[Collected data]
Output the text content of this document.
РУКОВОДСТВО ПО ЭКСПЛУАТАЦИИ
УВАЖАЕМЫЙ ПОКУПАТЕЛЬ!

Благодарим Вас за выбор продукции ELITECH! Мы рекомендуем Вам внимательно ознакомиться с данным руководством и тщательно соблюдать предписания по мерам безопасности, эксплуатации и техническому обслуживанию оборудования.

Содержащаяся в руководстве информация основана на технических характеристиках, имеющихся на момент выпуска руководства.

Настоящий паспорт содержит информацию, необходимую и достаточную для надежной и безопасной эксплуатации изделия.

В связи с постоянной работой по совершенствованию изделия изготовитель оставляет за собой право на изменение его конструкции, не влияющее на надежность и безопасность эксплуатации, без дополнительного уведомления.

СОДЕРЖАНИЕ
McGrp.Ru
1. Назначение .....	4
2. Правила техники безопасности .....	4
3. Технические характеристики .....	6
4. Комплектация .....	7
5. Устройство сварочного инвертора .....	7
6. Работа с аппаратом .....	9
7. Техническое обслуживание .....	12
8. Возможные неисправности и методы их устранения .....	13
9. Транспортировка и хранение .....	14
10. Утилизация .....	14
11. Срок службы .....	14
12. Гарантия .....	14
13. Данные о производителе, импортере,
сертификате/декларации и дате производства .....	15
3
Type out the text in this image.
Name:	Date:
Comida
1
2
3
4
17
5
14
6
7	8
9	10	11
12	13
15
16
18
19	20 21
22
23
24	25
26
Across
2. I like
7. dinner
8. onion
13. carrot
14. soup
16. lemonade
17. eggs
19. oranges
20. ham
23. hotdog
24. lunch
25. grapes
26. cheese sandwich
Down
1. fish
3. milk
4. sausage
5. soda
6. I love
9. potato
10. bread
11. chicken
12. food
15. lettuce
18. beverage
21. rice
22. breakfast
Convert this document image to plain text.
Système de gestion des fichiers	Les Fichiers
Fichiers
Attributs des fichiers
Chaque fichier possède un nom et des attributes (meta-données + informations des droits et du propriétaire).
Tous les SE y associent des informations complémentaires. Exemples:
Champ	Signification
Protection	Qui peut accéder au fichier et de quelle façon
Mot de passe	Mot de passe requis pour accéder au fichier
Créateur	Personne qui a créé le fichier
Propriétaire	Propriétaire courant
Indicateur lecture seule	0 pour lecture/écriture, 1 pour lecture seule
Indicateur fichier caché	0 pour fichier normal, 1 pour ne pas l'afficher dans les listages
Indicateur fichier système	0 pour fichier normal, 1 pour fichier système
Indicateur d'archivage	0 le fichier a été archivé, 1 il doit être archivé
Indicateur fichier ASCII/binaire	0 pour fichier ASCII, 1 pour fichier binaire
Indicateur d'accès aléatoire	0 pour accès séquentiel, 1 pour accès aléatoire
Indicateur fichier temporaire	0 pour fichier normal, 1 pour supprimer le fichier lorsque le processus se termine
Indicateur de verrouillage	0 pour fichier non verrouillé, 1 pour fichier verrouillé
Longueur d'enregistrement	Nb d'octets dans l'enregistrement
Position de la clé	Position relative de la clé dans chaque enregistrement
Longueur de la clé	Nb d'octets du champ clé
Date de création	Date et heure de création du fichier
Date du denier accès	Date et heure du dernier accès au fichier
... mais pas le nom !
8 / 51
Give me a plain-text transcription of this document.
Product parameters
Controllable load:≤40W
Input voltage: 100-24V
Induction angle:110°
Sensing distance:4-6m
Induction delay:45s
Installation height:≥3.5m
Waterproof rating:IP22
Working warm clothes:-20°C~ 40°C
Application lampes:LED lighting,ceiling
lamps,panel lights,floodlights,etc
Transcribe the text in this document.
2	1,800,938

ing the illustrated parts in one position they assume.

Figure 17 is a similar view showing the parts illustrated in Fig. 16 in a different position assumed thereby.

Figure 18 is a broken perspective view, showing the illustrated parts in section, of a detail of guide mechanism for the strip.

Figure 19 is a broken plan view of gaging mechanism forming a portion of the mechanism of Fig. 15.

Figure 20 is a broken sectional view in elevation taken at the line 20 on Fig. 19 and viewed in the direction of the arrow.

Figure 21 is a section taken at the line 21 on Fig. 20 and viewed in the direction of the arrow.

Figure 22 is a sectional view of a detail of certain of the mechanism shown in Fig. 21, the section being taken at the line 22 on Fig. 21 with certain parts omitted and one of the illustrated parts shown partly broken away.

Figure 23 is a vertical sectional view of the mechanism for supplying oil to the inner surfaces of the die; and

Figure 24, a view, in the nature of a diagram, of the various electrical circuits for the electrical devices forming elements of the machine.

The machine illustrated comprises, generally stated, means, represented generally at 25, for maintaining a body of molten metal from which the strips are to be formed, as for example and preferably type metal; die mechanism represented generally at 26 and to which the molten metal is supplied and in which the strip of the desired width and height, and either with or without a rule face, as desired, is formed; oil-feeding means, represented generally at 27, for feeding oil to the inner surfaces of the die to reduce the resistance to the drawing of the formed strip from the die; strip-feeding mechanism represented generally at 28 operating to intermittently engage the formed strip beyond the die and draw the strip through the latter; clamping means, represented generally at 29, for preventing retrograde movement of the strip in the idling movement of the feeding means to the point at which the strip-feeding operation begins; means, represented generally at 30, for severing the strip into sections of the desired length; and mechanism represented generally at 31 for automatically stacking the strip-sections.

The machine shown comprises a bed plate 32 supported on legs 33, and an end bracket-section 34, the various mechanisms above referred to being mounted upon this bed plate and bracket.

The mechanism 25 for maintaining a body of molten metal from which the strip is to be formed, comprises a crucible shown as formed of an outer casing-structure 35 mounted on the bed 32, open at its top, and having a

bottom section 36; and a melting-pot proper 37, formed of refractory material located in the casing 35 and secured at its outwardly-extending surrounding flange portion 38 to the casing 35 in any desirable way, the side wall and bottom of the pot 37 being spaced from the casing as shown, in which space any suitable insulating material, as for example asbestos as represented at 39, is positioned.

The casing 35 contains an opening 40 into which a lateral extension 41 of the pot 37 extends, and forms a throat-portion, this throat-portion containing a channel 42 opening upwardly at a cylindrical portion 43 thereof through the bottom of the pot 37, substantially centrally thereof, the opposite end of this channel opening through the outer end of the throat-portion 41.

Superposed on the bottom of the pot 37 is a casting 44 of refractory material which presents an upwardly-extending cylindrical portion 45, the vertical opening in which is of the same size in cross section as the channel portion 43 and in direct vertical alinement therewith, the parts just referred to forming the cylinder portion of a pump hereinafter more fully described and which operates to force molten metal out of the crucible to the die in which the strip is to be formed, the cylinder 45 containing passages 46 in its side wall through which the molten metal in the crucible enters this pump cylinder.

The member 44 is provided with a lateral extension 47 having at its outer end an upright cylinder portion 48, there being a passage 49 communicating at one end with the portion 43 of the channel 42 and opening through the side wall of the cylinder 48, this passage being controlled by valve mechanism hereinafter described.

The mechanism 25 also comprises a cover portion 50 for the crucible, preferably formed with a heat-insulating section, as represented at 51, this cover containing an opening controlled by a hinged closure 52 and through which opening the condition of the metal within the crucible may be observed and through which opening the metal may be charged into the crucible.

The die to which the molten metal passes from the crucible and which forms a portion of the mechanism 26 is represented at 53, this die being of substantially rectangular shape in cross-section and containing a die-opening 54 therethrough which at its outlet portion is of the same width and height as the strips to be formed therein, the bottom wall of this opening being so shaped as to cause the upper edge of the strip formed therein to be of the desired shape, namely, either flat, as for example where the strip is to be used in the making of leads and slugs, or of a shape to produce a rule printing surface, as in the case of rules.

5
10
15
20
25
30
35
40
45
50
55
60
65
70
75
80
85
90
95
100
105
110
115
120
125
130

**Goal**
Above are some records. Print them all exactly.

**Response to this task**
Output the text content of this document.
РУКОВОДСТВО ПО ЭКСПЛУАТАЦИИ
УВАЖАЕМЫЙ ПОКУПАТЕЛЬ!

Благодарим Вас за выбор продукции ELITECH! Мы рекомендуем Вам внимательно ознакомиться с данным руководством и тщательно соблюдать предписания по мерам безопасности, эксплуатации и техническому обслуживанию оборудования.

Содержащаяся в руководстве информация основана на технических характеристиках, имеющихся на момент выпуска руководства.

Настоящий паспорт содержит информацию, необходимую и достаточную для надежной и безопасной эксплуатации изделия.

В связи с постоянной работой по совершенствованию изделия изготовитель оставляет за собой право на изменение его конструкции, не влияющее на надежность и безопасность эксплуатации, без дополнительного уведомления.

СОДЕРЖАНИЕ
McGrp.Ru
1. Назначение .....	4
2. Правила техники безопасности .....	4
3. Технические характеристики .....	6
4. Комплектация .....	7
5. Устройство сварочного инвертора .....	7
6. Работа с аппаратом .....	9
7. Техническое обслуживание .....	12
8. Возможные неисправности и методы их устранения .....	13
9. Транспортировка и хранение .....	14
10. Утилизация .....	14
11. Срок службы .....	14
12. Гарантия .....	14
13. Данные о производителе, импортере,
сертификате/декларации и дате производства .....	15
3
Type out the text in this image.
Name:	Date:
Comida
1
2
3
4
17
5
14
6
7	8
9	10	11
12	13
15
16
18
19	20 21
22
23
24	25
26
Across
2. I like
7. dinner
8. onion
13. carrot
14. soup
16. lemonade
17. eggs
19. oranges
20. ham
23. hotdog
24. lunch
25. grapes
26. cheese sandwich
Down
1. fish
3. milk
4. sausage
5. soda
6. I love
9. potato
10. bread
11. chicken
12. food
15. lettuce
18. beverage
21. rice
22. breakfast
Convert this document image to plain text.
Système de gestion des fichiers	Les Fichiers
Fichiers
Attributs des fichiers
Chaque fichier possède un nom et des attributes (meta-données + informations des droits et du propriétaire).
Tous les SE y associent des informations complémentaires. Exemples:
Champ	Signification
Protection	Qui peut accéder au fichier et de quelle façon
Mot de passe	Mot de passe requis pour accéder au fichier
Créateur	Personne qui a créé le fichier
Propriétaire	Propriétaire courant
Indicateur lecture seule	0 pour lecture/écriture, 1 pour lecture seule
Indicateur fichier caché	0 pour fichier normal, 1 pour ne pas l'afficher dans les listages
Indicateur fichier système	0 pour fichier normal, 1 pour fichier système
Indicateur d'archivage	0 le fichier a été archivé, 1 il doit être archivé
Indicateur fichier ASCII/binaire	0 pour fichier ASCII, 1 pour fichier binaire
Indicateur d'accès aléatoire	0 pour accès séquentiel, 1 pour accès aléatoire
Indicateur fichier temporaire	0 pour fichier normal, 1 pour supprimer le fichier lorsque le processus se termine
Indicateur de verrouillage	0 pour fichier non verrouillé, 1 pour fichier verrouillé
Longueur d'enregistrement	Nb d'octets dans l'enregistrement
Position de la clé	Position relative de la clé dans chaque enregistrement
Longueur de la clé	Nb d'octets du champ clé
Date de création	Date et heure de création du fichier
Date du denier accès	Date et heure du dernier accès au fichier
... mais pas le nom !
8 / 51
Give me a plain-text transcription of this document.
Product parameters
Controllable load:≤40W
Input voltage: 100-24V
Induction angle:110°
Sensing distance:4-6m
Induction delay:45s
Installation height:≥3.5m
Waterproof rating:IP22
Working warm clothes:-20°C~ 40°C
Application lampes:LED lighting,ceiling
lamps,panel lights,floodlights,etc
Transcribe the text in this document.
2	1,800,938

ing the illustrated parts in one position they assume.

Figure 17 is a similar view showing the parts illustrated in Fig. 16 in a different position assumed thereby.

Figure 18 is a broken perspective view, showing the illustrated parts in section, of a detail of guide mechanism for the strip.

Figure 19 is a broken plan view of gaging mechanism forming a portion of the mechanism of Fig. 15.

Figure 20 is a broken sectional view in elevation taken at the line 20 on Fig. 19 and viewed in the direction of the arrow.

Figure 21 is a section taken at the line 21 on Fig. 20 and viewed in the direction of the arrow.

Figure 22 is a sectional view of a detail of certain of the mechanism shown in Fig. 21, the section being taken at the line 22 on Fig. 21 with certain parts omitted and one of the illustrated parts shown partly broken away.

Figure 23 is a vertical sectional view of the mechanism for supplying oil to the inner surfaces of the die; and

Figure 24, a view, in the nature of a diagram, of the various electrical circuits for the electrical devices forming elements of the machine.

The machine illustrated comprises, generally stated, means, represented generally at 25, for maintaining a body of molten metal from which the strips are to be formed, as for example and preferably type metal; die mechanism represented generally at 26 and to which the molten metal is supplied and in which the strip of the desired width and height, and either with or without a rule face, as desired, is formed; oil-feeding means, represented generally at 27, for feeding oil to the inner surfaces of the die to reduce the resistance to the drawing of the formed strip from the die; strip-feeding mechanism represented generally at 28 operating to intermittently engage the formed strip beyond the die and draw the strip through the latter; clamping means, represented generally at 29, for preventing retrograde movement of the strip in the idling movement of the feeding means to the point at which the strip-feeding operation begins; means, represented generally at 30, for severing the strip into sections of the desired length; and mechanism represented generally at 31 for automatically stacking the strip-sections.

The machine shown comprises a bed plate 32 supported on legs 33, and an end bracket-section 34, the various mechanisms above referred to being mounted upon this bed plate and bracket.

The mechanism 25 for maintaining a body of molten metal from which the strip is to be formed, comprises a crucible shown as formed of an outer casing-structure 35 mounted on the bed 32, open at its top, and having a

bottom section 36; and a melting-pot proper 37, formed of refractory material located in the casing 35 and secured at its outwardly-extending surrounding flange portion 38 to the casing 35 in any desirable way, the side wall and bottom of the pot 37 being spaced from the casing as shown, in which space any suitable insulating material, as for example asbestos as represented at 39, is positioned.

The casing 35 contains an opening 40 into which a lateral extension 41 of the pot 37 extends, and forms a throat-portion, this throat-portion containing a channel 42 opening upwardly at a cylindrical portion 43 thereof through the bottom of the pot 37, substantially centrally thereof, the opposite end of this channel opening through the outer end of the throat-portion 41.

Superposed on the bottom of the pot 37 is a casting 44 of refractory material which presents an upwardly-extending cylindrical portion 45, the vertical opening in which is of the same size in cross section as the channel portion 43 and in direct vertical alinement therewith, the parts just referred to forming the cylinder portion of a pump hereinafter more fully described and which operates to force molten metal out of the crucible to the die in which the strip is to be formed, the cylinder 45 containing passages 46 in its side wall through which the molten metal in the crucible enters this pump cylinder.

The member 44 is provided with a lateral extension 47 having at its outer end an upright cylinder portion 48, there being a passage 49 communicating at one end with the portion 43 of the channel 42 and opening through the side wall of the cylinder 48, this passage being controlled by valve mechanism hereinafter described.

The mechanism 25 also comprises a cover portion 50 for the crucible, preferably formed with a heat-insulating section, as represented at 51, this cover containing an opening controlled by a hinged closure 52 and through which opening the condition of the metal within the crucible may be observed and through which opening the metal may be charged into the crucible.

The die to which the molten metal passes from the crucible and which forms a portion of the mechanism 26 is represented at 53, this die being of substantially rectangular shape in cross-section and containing a die-opening 54 therethrough which at its outlet portion is of the same width and height as the strips to be formed therein, the bottom wall of this opening being so shaped as to cause the upper edge of the strip formed therein to be of the desired shape, namely, either flat, as for example where the strip is to be used in the making of leads and slugs, or of a shape to produce a rule printing surface, as in the case of rules.

5
10
15
20
25
30
35
40
45
50
55
60
65
70
75
80
85
90
95
100
105
110
115
120
125
130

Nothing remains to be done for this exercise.